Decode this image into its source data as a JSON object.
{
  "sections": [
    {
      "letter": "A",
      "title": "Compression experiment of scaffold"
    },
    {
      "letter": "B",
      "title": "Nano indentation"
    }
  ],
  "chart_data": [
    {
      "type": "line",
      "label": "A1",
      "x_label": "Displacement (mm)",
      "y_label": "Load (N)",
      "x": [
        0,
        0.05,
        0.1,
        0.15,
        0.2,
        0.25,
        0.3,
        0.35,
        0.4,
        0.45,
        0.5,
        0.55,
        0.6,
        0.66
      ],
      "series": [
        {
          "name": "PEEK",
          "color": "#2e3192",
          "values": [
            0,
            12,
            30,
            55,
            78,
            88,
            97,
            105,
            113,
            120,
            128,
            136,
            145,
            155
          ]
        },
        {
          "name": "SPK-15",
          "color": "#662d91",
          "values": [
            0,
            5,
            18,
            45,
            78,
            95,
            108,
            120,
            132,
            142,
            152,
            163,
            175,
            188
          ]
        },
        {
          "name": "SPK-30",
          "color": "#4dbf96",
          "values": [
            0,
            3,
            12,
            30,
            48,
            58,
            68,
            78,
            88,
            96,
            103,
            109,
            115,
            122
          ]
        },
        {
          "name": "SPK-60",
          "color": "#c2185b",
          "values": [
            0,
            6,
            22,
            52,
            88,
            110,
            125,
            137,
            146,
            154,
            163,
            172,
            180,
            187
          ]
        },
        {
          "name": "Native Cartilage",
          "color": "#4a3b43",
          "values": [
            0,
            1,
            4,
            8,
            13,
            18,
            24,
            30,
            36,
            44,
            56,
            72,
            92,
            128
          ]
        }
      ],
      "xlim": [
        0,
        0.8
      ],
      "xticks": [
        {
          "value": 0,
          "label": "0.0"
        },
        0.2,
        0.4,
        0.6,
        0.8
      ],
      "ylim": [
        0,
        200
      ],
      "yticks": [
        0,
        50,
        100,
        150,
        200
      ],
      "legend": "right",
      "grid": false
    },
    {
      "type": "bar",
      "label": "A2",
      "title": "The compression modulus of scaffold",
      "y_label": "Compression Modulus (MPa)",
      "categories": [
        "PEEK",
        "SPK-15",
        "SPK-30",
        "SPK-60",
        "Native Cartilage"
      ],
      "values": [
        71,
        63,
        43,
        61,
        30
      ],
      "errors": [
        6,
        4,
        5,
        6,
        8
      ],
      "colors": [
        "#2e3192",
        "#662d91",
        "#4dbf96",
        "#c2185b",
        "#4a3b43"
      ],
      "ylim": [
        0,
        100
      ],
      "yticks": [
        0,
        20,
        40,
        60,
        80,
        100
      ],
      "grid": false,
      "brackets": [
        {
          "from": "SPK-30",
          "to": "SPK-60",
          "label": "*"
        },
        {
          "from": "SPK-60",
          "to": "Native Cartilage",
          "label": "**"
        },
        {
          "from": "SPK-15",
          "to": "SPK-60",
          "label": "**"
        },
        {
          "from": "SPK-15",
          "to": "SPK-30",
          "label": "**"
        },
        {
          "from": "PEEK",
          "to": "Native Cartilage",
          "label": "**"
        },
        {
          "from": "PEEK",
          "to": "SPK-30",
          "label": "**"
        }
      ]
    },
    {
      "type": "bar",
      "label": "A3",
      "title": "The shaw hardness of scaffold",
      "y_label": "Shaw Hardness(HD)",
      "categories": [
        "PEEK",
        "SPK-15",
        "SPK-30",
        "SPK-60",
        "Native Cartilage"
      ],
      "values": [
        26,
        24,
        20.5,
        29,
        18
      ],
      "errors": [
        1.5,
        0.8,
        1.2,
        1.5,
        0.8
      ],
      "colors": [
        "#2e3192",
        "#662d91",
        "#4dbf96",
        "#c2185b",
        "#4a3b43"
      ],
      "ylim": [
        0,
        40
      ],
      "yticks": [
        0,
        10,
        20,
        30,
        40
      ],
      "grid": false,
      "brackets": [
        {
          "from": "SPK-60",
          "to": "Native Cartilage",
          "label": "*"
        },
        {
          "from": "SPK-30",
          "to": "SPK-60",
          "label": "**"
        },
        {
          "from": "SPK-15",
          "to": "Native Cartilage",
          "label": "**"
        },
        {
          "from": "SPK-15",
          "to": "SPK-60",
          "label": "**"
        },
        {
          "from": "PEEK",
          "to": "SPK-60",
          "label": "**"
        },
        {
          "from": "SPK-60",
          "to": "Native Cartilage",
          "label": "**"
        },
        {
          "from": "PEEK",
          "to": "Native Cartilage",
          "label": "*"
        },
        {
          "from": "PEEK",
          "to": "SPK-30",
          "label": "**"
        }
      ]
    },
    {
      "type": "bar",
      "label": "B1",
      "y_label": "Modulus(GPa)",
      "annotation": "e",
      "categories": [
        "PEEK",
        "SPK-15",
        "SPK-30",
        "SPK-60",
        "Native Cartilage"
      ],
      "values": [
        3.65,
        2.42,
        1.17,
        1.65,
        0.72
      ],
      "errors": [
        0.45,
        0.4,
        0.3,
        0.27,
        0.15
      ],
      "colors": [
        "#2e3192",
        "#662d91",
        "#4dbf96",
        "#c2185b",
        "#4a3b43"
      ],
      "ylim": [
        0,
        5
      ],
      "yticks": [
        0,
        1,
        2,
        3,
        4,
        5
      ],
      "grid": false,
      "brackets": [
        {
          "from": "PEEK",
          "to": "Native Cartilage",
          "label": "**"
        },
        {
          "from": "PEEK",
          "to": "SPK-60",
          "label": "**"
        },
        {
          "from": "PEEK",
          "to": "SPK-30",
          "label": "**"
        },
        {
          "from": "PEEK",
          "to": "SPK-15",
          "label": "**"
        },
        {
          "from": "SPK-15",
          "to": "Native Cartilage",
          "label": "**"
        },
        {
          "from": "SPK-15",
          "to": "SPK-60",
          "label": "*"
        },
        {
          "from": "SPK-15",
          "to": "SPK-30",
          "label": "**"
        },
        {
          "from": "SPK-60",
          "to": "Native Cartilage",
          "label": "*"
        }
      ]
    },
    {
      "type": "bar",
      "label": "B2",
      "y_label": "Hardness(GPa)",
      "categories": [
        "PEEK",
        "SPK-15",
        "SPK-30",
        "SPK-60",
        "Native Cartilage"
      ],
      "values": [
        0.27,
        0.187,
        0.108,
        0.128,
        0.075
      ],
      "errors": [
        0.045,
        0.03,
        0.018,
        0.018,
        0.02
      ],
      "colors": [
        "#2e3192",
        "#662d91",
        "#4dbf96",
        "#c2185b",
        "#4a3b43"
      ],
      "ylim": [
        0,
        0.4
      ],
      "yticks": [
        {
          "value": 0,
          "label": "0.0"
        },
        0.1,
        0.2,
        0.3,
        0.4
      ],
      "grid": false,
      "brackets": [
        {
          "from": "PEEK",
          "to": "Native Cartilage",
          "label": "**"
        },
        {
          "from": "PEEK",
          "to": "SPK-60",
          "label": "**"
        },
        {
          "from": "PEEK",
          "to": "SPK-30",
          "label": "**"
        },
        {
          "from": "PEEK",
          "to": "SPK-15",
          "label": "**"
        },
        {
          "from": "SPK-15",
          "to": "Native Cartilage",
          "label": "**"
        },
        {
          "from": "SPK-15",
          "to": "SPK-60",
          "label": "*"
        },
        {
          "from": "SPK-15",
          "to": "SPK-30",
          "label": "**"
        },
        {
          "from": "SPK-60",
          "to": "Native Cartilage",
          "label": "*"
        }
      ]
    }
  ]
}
• • • • • • •
## GIVEN REQUEST
Your task is to extract all of the records exactly.

## THE OUTPUT
Decode this image into its source data as a JSON object.
{
  "sections": [
    {
      "letter": "A",
      "title": "Compression experiment of scaffold"
    },
    {
      "letter": "B",
      "title": "Nano indentation"
    }
  ],
  "chart_data": [
    {
      "type": "line",
      "label": "A1",
      "x_label": "Displacement (mm)",
      "y_label": "Load (N)",
      "x": [
        0,
        0.05,
        0.1,
        0.15,
        0.2,
        0.25,
        0.3,
        0.35,
        0.4,
        0.45,
        0.5,
        0.55,
        0.6,
        0.66
      ],
      "series": [
        {
          "name": "PEEK",
          "color": "#2e3192",
          "values": [
            0,
            12,
            30,
            55,
            78,
            88,
            97,
            105,
            113,
            120,
            128,
            136,
            145,
            155
          ]
        },
        {
          "name": "SPK-15",
          "color": "#662d91",
          "values": [
            0,
            5,
            18,
            45,
            78,
            95,
            108,
            120,
            132,
            142,
            152,
            163,
            175,
            188
          ]
        },
        {
          "name": "SPK-30",
          "color": "#4dbf96",
          "values": [
            0,
            3,
            12,
            30,
            48,
            58,
            68,
            78,
            88,
            96,
            103,
            109,
            115,
            122
          ]
        },
        {
          "name": "SPK-60",
          "color": "#c2185b",
          "values": [
            0,
            6,
            22,
            52,
            88,
            110,
            125,
            137,
            146,
            154,
            163,
            172,
            180,
            187
          ]
        },
        {
          "name": "Native Cartilage",
          "color": "#4a3b43",
          "values": [
            0,
            1,
            4,
            8,
            13,
            18,
            24,
            30,
            36,
            44,
            56,
            72,
            92,
            128
          ]
        }
      ],
      "xlim": [
        0,
        0.8
      ],
      "xticks": [
        {
          "value": 0,
          "label": "0.0"
        },
        0.2,
        0.4,
        0.6,
        0.8
      ],
      "ylim": [
        0,
        200
      ],
      "yticks": [
        0,
        50,
        100,
        150,
        200
      ],
      "legend": "right",
      "grid": false
    },
    {
      "type": "bar",
      "label": "A2",
      "title": "The compression modulus of scaffold",
      "y_label": "Compression Modulus (MPa)",
      "categories": [
        "PEEK",
        "SPK-15",
        "SPK-30",
        "SPK-60",
        "Native Cartilage"
      ],
      "values": [
        71,
        63,
        43,
        61,
        30
      ],
      "errors": [
        6,
        4,
        5,
        6,
        8
      ],
      "colors": [
        "#2e3192",
        "#662d91",
        "#4dbf96",
        "#c2185b",
        "#4a3b43"
      ],
      "ylim": [
        0,
        100
      ],
      "yticks": [
        0,
        20,
        40,
        60,
        80,
        100
      ],
      "grid": false,
      "brackets": [
        {
          "from": "SPK-30",
          "to": "SPK-60",
          "label": "*"
        },
        {
          "from": "SPK-60",
          "to": "Native Cartilage",
          "label": "**"
        },
        {
          "from": "SPK-15",
          "to": "SPK-60",
          "label": "**"
        },
        {
          "from": "SPK-15",
          "to": "SPK-30",
          "label": "**"
        },
        {
          "from": "PEEK",
          "to": "Native Cartilage",
          "label": "**"
        },
        {
          "from": "PEEK",
          "to": "SPK-30",
          "label": "**"
        }
      ]
    },
    {
      "type": "bar",
      "label": "A3",
      "title": "The shaw hardness of scaffold",
      "y_label": "Shaw Hardness(HD)",
      "categories": [
        "PEEK",
        "SPK-15",
        "SPK-30",
        "SPK-60",
        "Native Cartilage"
      ],
      "values": [
        26,
        24,
        20.5,
        29,
        18
      ],
      "errors": [
        1.5,
        0.8,
        1.2,
        1.5,
        0.8
      ],
      "colors": [
        "#2e3192",
        "#662d91",
        "#4dbf96",
        "#c2185b",
        "#4a3b43"
      ],
      "ylim": [
        0,
        40
      ],
      "yticks": [
        0,
        10,
        20,
        30,
        40
      ],
      "grid": false,
      "brackets": [
        {
          "from": "SPK-60",
          "to": "Native Cartilage",
          "label": "*"
        },
        {
          "from": "SPK-30",
          "to": "SPK-60",
          "label": "**"
        },
        {
          "from": "SPK-15",
          "to": "Native Cartilage",
          "label": "**"
        },
        {
          "from": "SPK-15",
          "to": "SPK-60",
          "label": "**"
        },
        {
          "from": "PEEK",
          "to": "SPK-60",
          "label": "**"
        },
        {
          "from": "SPK-60",
          "to": "Native Cartilage",
          "label": "**"
        },
        {
          "from": "PEEK",
          "to": "Native Cartilage",
          "label": "*"
        },
        {
          "from": "PEEK",
          "to": "SPK-30",
          "label": "**"
        }
      ]
    },
    {
      "type": "bar",
      "label": "B1",
      "y_label": "Modulus(GPa)",
      "annotation": "e",
      "categories": [
        "PEEK",
        "SPK-15",
        "SPK-30",
        "SPK-60",
        "Native Cartilage"
      ],
      "values": [
        3.65,
        2.42,
        1.17,
        1.65,
        0.72
      ],
      "errors": [
        0.45,
        0.4,
        0.3,
        0.27,
        0.15
      ],
      "colors": [
        "#2e3192",
        "#662d91",
        "#4dbf96",
        "#c2185b",
        "#4a3b43"
      ],
      "ylim": [
        0,
        5
      ],
      "yticks": [
        0,
        1,
        2,
        3,
        4,
        5
      ],
      "grid": false,
      "brackets": [
        {
          "from": "PEEK",
          "to": "Native Cartilage",
          "label": "**"
        },
        {
          "from": "PEEK",
          "to": "SPK-60",
          "label": "**"
        },
        {
          "from": "PEEK",
          "to": "SPK-30",
          "label": "**"
        },
        {
          "from": "PEEK",
          "to": "SPK-15",
          "label": "**"
        },
        {
          "from": "SPK-15",
          "to": "Native Cartilage",
          "label": "**"
        },
        {
          "from": "SPK-15",
          "to": "SPK-60",
          "label": "*"
        },
        {
          "from": "SPK-15",
          "to": "SPK-30",
          "label": "**"
        },
        {
          "from": "SPK-60",
          "to": "Native Cartilage",
          "label": "*"
        }
      ]
    },
    {
      "type": "bar",
      "label": "B2",
      "y_label": "Hardness(GPa)",
      "categories": [
        "PEEK",
        "SPK-15",
        "SPK-30",
        "SPK-60",
        "Native Cartilage"
      ],
      "values": [
        0.27,
        0.187,
        0.108,
        0.128,
        0.075
      ],
      "errors": [
        0.045,
        0.03,
        0.018,
        0.018,
        0.02
      ],
      "colors": [
        "#2e3192",
        "#662d91",
        "#4dbf96",
        "#c2185b",
        "#4a3b43"
      ],
      "ylim": [
        0,
        0.4
      ],
      "yticks": [
        {
          "value": 0,
          "label": "0.0"
        },
        0.1,
        0.2,
        0.3,
        0.4
      ],
      "grid": false,
      "brackets": [
        {
          "from": "PEEK",
          "to": "Native Cartilage",
          "label": "**"
        },
        {
          "from": "PEEK",
          "to": "SPK-60",
          "label": "**"
        },
        {
          "from": "PEEK",
          "to": "SPK-30",
          "label": "**"
        },
        {
          "from": "PEEK",
          "to": "SPK-15",
          "label": "**"
        },
        {
          "from": "SPK-15",
          "to": "Native Cartilage",
          "label": "**"
        },
        {
          "from": "SPK-15",
          "to": "SPK-60",
          "label": "*"
        },
        {
          "from": "SPK-15",
          "to": "SPK-30",
          "label": "**"
        },
        {
          "from": "SPK-60",
          "to": "Native Cartilage",
          "label": "*"
        }
      ]
    }
  ]
}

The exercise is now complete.